* [Input records]
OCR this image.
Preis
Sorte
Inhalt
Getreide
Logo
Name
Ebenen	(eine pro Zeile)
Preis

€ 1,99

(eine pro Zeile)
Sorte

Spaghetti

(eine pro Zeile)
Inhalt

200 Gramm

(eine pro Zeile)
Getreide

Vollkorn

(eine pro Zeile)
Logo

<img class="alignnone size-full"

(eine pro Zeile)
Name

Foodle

* [Your goal] Copy the entries above exactly, leaving none out.

* [Response below]
OCR this image.
Preis
Sorte
Inhalt
Getreide
Logo
Name
Ebenen	(eine pro Zeile)
Preis

€ 1,99

(eine pro Zeile)
Sorte

Spaghetti

(eine pro Zeile)
Inhalt

200 Gramm

(eine pro Zeile)
Getreide

Vollkorn

(eine pro Zeile)
Logo

<img class="alignnone size-full"

(eine pro Zeile)
Name

Foodle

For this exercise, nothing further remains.